[Layout coordinate data]

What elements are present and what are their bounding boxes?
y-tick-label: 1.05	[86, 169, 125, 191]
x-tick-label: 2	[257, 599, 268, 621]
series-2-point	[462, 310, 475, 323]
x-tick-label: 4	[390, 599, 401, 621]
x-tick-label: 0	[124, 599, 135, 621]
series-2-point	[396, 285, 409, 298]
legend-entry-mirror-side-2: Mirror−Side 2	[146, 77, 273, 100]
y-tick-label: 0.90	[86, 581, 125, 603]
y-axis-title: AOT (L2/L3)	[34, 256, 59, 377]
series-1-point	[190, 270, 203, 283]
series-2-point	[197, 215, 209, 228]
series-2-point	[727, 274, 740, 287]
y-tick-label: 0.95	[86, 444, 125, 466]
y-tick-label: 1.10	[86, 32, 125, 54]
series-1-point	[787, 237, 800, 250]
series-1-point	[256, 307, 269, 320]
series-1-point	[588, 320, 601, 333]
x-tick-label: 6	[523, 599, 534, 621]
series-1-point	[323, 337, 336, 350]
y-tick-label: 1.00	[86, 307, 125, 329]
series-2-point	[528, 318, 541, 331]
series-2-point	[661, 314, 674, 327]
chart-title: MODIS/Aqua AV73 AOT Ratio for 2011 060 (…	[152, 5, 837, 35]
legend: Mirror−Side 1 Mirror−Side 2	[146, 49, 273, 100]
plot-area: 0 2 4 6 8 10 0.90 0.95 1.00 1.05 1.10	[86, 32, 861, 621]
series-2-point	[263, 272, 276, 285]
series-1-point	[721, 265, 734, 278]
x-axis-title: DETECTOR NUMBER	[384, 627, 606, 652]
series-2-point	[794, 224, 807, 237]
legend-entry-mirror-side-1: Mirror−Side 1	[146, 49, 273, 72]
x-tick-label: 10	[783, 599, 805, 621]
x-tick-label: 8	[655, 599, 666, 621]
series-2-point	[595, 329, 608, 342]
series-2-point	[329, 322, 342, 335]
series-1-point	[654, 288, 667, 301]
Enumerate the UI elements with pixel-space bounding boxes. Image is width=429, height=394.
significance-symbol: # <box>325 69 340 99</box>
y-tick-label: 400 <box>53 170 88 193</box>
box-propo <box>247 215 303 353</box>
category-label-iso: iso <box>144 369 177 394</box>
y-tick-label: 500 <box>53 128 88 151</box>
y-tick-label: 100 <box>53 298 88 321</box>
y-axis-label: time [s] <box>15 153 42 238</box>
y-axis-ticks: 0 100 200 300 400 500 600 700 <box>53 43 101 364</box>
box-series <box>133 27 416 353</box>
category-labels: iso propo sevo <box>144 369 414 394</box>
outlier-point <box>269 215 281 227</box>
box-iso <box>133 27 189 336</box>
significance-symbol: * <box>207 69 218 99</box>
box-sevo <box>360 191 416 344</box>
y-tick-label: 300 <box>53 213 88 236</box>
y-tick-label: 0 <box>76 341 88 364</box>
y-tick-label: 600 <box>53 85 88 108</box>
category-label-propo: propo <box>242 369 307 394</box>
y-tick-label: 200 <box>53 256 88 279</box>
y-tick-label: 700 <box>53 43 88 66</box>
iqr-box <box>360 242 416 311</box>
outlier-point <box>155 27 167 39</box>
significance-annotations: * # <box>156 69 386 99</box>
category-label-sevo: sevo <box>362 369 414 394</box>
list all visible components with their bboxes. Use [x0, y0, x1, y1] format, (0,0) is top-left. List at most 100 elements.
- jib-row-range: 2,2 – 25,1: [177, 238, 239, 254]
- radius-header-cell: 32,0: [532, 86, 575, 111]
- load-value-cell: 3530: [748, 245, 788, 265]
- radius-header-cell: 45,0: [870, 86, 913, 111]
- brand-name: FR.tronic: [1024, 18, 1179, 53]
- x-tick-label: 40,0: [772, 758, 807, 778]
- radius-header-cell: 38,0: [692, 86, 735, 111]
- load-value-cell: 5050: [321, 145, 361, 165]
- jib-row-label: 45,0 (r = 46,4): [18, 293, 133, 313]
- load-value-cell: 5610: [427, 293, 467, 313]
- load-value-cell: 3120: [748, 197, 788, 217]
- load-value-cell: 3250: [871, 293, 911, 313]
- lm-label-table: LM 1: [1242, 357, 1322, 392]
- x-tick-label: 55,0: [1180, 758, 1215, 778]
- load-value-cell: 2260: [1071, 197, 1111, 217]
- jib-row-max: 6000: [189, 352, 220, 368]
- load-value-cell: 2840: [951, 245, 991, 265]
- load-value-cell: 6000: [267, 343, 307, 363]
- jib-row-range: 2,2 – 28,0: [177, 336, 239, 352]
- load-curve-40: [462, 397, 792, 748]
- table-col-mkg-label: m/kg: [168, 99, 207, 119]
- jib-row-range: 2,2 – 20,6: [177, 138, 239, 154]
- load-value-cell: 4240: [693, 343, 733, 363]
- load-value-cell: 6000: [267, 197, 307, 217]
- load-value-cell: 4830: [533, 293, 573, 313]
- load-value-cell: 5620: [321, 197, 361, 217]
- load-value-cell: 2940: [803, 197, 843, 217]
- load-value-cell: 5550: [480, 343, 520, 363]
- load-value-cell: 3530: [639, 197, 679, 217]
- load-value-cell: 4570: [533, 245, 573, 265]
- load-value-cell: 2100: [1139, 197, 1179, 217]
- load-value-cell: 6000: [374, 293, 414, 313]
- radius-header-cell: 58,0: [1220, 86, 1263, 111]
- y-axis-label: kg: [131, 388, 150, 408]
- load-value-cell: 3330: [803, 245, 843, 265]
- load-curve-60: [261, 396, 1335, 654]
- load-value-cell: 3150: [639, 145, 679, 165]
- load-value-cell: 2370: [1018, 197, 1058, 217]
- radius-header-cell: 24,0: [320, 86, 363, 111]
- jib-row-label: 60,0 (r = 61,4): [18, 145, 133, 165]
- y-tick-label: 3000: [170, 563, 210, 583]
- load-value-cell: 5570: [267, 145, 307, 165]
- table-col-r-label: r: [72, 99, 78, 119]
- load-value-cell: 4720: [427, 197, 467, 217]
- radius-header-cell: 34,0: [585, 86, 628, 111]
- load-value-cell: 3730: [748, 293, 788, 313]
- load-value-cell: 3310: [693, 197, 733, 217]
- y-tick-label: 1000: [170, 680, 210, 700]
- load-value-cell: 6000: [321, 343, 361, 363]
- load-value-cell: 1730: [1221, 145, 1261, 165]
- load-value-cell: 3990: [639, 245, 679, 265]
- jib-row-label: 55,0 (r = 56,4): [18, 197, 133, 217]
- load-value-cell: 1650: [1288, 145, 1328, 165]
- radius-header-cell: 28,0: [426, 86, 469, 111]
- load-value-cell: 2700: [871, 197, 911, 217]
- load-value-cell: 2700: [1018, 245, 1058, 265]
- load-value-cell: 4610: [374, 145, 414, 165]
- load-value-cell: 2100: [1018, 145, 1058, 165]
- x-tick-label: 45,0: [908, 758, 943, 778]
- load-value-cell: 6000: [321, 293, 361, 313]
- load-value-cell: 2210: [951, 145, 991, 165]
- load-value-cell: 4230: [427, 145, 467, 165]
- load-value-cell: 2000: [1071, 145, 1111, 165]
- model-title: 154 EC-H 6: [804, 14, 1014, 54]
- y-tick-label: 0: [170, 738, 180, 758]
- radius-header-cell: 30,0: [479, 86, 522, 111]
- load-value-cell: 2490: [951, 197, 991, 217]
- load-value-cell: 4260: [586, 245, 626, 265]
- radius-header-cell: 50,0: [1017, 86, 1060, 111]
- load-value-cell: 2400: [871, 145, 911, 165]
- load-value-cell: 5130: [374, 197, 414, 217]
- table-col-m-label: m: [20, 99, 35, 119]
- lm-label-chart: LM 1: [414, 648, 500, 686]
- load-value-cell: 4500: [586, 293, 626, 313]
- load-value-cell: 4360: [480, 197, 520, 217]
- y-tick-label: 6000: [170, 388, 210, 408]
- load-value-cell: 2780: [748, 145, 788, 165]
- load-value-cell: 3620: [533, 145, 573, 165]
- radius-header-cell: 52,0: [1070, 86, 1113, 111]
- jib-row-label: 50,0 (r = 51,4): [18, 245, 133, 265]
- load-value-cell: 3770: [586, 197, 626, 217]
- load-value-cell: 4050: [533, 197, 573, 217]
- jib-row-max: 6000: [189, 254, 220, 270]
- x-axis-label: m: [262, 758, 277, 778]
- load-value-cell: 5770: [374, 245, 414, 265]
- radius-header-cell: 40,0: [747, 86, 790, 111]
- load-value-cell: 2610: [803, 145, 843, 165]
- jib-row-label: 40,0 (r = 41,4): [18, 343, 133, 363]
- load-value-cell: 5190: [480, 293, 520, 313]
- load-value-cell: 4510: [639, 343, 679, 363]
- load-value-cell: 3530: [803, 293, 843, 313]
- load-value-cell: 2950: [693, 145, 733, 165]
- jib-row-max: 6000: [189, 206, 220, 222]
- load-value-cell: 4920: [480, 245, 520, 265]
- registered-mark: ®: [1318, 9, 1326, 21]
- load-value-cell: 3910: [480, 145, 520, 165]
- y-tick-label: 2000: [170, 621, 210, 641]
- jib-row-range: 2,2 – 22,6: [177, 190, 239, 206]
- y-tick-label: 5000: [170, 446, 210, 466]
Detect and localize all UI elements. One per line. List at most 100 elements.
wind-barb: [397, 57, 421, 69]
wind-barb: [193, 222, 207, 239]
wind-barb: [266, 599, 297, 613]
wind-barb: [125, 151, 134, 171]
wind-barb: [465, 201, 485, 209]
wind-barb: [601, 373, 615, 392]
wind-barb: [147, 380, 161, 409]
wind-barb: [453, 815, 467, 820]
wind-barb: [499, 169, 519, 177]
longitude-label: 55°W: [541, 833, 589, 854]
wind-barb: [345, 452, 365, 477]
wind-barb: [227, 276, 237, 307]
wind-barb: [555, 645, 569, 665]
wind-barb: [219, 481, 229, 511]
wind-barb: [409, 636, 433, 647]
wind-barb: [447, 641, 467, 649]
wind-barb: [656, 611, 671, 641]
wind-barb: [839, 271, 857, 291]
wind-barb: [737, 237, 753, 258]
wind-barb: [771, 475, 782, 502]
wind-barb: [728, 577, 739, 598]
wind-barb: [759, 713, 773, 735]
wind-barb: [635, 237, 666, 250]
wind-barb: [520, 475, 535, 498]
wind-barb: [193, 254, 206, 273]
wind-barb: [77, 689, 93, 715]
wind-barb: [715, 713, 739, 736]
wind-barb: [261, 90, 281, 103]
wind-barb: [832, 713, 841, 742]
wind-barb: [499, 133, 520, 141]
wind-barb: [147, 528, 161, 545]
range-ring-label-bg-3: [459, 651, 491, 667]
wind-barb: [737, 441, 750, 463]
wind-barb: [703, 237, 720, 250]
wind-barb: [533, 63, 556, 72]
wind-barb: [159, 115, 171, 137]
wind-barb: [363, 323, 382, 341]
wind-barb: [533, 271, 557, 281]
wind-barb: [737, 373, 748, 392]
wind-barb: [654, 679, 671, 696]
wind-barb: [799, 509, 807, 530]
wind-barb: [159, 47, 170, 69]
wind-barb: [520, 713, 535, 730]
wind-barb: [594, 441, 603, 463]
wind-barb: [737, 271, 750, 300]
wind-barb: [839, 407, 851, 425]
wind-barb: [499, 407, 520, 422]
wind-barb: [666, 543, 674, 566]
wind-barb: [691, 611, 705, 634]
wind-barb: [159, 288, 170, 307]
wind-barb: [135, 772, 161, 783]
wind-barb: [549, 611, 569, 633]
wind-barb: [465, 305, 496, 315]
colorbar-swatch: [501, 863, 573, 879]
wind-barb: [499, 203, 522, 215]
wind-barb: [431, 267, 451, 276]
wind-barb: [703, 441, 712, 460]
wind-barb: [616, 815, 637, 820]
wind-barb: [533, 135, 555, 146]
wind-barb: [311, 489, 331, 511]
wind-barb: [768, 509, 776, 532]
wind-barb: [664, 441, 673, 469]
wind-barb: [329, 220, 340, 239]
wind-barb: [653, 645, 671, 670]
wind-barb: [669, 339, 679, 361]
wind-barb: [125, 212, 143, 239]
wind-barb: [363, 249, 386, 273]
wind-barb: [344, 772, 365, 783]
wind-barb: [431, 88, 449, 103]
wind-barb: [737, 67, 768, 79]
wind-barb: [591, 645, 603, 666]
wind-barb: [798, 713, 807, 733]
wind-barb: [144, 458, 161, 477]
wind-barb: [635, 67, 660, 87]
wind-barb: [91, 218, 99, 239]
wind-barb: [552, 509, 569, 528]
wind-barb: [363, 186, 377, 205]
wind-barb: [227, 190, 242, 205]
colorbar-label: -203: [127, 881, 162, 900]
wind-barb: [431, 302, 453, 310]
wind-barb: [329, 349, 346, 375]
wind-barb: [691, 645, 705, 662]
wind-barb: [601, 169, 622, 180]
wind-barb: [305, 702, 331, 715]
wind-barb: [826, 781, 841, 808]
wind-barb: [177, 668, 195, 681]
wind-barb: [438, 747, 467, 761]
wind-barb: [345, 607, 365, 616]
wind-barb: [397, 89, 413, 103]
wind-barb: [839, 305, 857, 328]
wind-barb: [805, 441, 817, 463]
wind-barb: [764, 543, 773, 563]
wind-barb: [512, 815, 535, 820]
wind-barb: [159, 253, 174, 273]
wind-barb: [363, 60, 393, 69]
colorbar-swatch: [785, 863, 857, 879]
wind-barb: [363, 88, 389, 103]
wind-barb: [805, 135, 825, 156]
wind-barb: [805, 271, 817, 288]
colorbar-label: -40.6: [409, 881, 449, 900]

> **What you have to do**
Put everything from the first line down to the line containing "581, 125, 603]" into a Markdown table with the columns Row and Line, numbering each row and leaving out any blank lines.

> **Final answer**
| Row | Line |
|---|---|
| 1 | What elements are present and what are their bounding boxes? |
| 2 | y-tick-label: 1.05	[86, 169, 125, 191] |
| 3 | x-tick-label: 2	[257, 599, 268, 621] |
| 4 | series-2-point	[462, 310, 475, 323] |
| 5 | x-tick-label: 4	[390, 599, 401, 621] |
| 6 | x-tick-label: 0	[124, 599, 135, 621] |
| 7 | series-2-point	[396, 285, 409, 298] |
| 8 | legend-entry-mirror-side-2: Mirror−Side 2	[146, 77, 273, 100] |
| 9 | y-tick-label: 0.90	[86, 581, 125, 603] |